## What you need to do
Could you give the data below again, exactly and completely?

[Rows from a figure dataset]
══════════════════════════════

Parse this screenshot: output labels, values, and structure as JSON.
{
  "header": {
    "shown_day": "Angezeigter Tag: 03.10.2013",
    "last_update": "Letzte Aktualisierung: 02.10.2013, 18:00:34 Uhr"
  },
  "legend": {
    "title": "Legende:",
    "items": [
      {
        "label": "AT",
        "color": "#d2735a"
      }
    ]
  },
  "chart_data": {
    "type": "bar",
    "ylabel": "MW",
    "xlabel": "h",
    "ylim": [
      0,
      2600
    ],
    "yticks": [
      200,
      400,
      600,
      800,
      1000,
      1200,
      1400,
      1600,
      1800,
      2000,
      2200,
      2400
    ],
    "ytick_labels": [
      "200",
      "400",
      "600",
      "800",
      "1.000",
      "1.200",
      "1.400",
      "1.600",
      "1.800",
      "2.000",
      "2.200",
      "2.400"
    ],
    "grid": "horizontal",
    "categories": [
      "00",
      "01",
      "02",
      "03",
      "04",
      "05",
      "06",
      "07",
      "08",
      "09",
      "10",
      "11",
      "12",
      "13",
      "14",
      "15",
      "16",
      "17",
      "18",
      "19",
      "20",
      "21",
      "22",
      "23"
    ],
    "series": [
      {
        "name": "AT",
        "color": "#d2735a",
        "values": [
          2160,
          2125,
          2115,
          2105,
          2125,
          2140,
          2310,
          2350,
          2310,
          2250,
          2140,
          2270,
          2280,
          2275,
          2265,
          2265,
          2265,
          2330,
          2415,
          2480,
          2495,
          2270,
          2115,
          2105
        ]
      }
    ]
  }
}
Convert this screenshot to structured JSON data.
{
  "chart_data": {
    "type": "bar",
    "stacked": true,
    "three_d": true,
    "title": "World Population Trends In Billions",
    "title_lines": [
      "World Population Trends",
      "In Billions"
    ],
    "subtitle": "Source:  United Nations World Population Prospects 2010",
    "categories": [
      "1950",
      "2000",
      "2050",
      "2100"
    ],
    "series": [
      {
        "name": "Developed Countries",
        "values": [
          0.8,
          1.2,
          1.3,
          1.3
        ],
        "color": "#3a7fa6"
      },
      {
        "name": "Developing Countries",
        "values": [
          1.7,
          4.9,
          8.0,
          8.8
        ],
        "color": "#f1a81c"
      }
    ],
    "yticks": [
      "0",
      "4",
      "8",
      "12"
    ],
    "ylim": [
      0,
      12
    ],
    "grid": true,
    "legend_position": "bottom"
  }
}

══════════════════════════════

## Solution for this task
Parse this screenshot: output labels, values, and structure as JSON.
{
  "header": {
    "shown_day": "Angezeigter Tag: 03.10.2013",
    "last_update": "Letzte Aktualisierung: 02.10.2013, 18:00:34 Uhr"
  },
  "legend": {
    "title": "Legende:",
    "items": [
      {
        "label": "AT",
        "color": "#d2735a"
      }
    ]
  },
  "chart_data": {
    "type": "bar",
    "ylabel": "MW",
    "xlabel": "h",
    "ylim": [
      0,
      2600
    ],
    "yticks": [
      200,
      400,
      600,
      800,
      1000,
      1200,
      1400,
      1600,
      1800,
      2000,
      2200,
      2400
    ],
    "ytick_labels": [
      "200",
      "400",
      "600",
      "800",
      "1.000",
      "1.200",
      "1.400",
      "1.600",
      "1.800",
      "2.000",
      "2.200",
      "2.400"
    ],
    "grid": "horizontal",
    "categories": [
      "00",
      "01",
      "02",
      "03",
      "04",
      "05",
      "06",
      "07",
      "08",
      "09",
      "10",
      "11",
      "12",
      "13",
      "14",
      "15",
      "16",
      "17",
      "18",
      "19",
      "20",
      "21",
      "22",
      "23"
    ],
    "series": [
      {
        "name": "AT",
        "color": "#d2735a",
        "values": [
          2160,
          2125,
          2115,
          2105,
          2125,
          2140,
          2310,
          2350,
          2310,
          2250,
          2140,
          2270,
          2280,
          2275,
          2265,
          2265,
          2265,
          2330,
          2415,
          2480,
          2495,
          2270,
          2115,
          2105
        ]
      }
    ]
  }
}
Convert this screenshot to structured JSON data.
{
  "chart_data": {
    "type": "bar",
    "stacked": true,
    "three_d": true,
    "title": "World Population Trends In Billions",
    "title_lines": [
      "World Population Trends",
      "In Billions"
    ],
    "subtitle": "Source:  United Nations World Population Prospects 2010",
    "categories": [
      "1950",
      "2000",
      "2050",
      "2100"
    ],
    "series": [
      {
        "name": "Developed Countries",
        "values": [
          0.8,
          1.2,
          1.3,
          1.3
        ],
        "color": "#3a7fa6"
      },
      {
        "name": "Developing Countries",
        "values": [
          1.7,
          4.9,
          8.0,
          8.8
        ],
        "color": "#f1a81c"
      }
    ],
    "yticks": [
      "0",
      "4",
      "8",
      "12"
    ],
    "ylim": [
      0,
      12
    ],
    "grid": true,
    "legend_position": "bottom"
  }
}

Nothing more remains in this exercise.